Start of PROVIDED RECORDS

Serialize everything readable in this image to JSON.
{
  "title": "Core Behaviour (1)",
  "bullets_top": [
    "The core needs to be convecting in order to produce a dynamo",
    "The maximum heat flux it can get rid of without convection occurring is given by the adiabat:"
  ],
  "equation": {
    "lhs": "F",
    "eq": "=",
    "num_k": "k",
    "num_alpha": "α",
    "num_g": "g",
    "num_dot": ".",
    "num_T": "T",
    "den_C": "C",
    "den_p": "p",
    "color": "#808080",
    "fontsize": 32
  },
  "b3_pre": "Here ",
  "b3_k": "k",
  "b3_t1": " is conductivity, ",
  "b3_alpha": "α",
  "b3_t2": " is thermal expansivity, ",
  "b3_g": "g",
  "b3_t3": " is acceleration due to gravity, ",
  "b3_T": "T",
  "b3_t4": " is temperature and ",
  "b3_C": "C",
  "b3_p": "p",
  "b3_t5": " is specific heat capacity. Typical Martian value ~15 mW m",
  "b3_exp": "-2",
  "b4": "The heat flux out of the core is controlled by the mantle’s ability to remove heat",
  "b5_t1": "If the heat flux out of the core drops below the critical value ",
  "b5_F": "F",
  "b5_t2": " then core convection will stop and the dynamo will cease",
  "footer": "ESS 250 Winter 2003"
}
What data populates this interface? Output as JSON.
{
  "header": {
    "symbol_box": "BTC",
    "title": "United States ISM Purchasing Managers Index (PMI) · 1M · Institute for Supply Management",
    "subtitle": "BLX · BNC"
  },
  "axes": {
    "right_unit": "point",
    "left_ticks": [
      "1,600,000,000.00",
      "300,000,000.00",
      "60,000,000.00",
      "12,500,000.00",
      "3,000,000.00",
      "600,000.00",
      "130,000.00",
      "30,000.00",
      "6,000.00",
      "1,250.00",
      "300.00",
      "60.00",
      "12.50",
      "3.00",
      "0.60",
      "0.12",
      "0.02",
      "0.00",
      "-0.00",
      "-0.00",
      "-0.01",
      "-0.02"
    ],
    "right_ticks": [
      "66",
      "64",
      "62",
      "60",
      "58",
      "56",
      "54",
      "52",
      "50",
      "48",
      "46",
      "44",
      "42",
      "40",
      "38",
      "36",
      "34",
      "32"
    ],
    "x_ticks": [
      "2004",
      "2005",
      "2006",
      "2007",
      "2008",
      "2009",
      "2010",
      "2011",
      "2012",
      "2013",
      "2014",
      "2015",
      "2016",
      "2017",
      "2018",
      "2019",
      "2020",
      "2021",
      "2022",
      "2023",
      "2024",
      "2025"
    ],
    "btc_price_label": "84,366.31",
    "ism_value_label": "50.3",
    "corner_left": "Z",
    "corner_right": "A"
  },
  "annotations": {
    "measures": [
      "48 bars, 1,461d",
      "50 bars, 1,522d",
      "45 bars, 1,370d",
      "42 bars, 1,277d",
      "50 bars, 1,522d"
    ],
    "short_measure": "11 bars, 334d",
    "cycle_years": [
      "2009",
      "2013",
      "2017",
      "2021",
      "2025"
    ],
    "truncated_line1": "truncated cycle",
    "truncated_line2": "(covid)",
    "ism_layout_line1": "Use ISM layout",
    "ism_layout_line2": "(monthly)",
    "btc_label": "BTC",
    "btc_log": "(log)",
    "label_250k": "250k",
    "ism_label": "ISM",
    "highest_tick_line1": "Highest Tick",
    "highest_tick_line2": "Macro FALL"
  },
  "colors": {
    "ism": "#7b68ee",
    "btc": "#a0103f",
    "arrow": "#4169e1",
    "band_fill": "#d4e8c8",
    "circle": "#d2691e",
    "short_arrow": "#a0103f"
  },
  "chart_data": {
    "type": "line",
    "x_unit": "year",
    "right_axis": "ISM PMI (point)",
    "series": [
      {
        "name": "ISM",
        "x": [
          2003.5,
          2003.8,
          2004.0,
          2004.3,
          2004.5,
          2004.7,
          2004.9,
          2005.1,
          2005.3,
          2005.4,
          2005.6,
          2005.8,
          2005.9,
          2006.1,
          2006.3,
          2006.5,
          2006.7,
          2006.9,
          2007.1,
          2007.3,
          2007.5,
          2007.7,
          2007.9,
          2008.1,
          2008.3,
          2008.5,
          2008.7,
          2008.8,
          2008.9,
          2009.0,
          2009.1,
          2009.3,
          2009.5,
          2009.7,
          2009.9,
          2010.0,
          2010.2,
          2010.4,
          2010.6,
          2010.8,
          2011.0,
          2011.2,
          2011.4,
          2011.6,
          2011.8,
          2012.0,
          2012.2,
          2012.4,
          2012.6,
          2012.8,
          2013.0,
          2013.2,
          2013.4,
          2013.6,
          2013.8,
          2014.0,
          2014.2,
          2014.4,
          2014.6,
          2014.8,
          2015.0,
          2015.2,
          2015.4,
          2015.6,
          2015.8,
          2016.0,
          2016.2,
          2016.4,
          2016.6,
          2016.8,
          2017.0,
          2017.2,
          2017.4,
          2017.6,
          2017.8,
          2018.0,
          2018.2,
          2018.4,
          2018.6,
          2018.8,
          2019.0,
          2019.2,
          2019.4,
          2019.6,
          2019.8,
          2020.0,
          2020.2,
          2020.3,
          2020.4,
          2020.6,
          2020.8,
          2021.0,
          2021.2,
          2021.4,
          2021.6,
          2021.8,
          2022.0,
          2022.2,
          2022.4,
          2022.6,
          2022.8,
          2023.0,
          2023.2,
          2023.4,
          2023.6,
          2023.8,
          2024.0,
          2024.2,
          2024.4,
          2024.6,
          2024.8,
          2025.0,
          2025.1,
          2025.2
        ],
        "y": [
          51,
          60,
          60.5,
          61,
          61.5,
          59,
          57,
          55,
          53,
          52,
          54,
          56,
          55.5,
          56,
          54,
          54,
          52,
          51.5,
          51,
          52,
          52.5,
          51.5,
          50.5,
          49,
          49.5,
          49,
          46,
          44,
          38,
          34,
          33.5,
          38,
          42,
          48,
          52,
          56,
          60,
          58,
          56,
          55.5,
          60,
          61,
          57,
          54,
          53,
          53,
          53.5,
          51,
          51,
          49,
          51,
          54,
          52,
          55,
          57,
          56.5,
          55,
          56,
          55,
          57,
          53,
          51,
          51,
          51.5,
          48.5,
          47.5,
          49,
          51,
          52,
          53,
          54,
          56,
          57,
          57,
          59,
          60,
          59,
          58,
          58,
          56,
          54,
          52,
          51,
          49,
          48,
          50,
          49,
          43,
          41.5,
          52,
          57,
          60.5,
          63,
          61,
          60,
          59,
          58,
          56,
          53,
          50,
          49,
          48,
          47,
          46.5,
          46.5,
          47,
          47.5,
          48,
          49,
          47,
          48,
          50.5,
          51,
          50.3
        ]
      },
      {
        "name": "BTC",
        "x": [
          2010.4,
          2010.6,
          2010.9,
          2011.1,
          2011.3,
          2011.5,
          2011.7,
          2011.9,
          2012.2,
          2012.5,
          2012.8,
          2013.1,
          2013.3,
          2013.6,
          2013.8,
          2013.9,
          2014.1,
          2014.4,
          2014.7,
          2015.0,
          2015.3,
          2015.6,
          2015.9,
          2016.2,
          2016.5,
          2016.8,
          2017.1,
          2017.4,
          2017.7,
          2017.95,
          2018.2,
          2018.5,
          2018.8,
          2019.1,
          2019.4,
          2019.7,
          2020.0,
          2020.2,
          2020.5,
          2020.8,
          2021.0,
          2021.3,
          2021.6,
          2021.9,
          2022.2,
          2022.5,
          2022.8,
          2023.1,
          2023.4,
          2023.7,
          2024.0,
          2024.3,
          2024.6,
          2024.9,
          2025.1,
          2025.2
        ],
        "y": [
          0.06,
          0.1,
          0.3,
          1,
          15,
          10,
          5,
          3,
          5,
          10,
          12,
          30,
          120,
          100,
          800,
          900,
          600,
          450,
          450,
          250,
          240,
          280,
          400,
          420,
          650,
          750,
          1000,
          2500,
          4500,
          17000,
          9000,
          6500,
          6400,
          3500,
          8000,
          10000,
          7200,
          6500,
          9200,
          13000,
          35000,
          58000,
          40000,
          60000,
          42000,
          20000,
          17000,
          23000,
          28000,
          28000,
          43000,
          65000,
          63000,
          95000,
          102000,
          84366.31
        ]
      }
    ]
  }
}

End of PROVIDED RECORDS

• PROBLEM STATEMENT: Scan the records above and report how many lines include the word "heat", without any other text.

• SOLUTION TO THIS PROBLEM: 4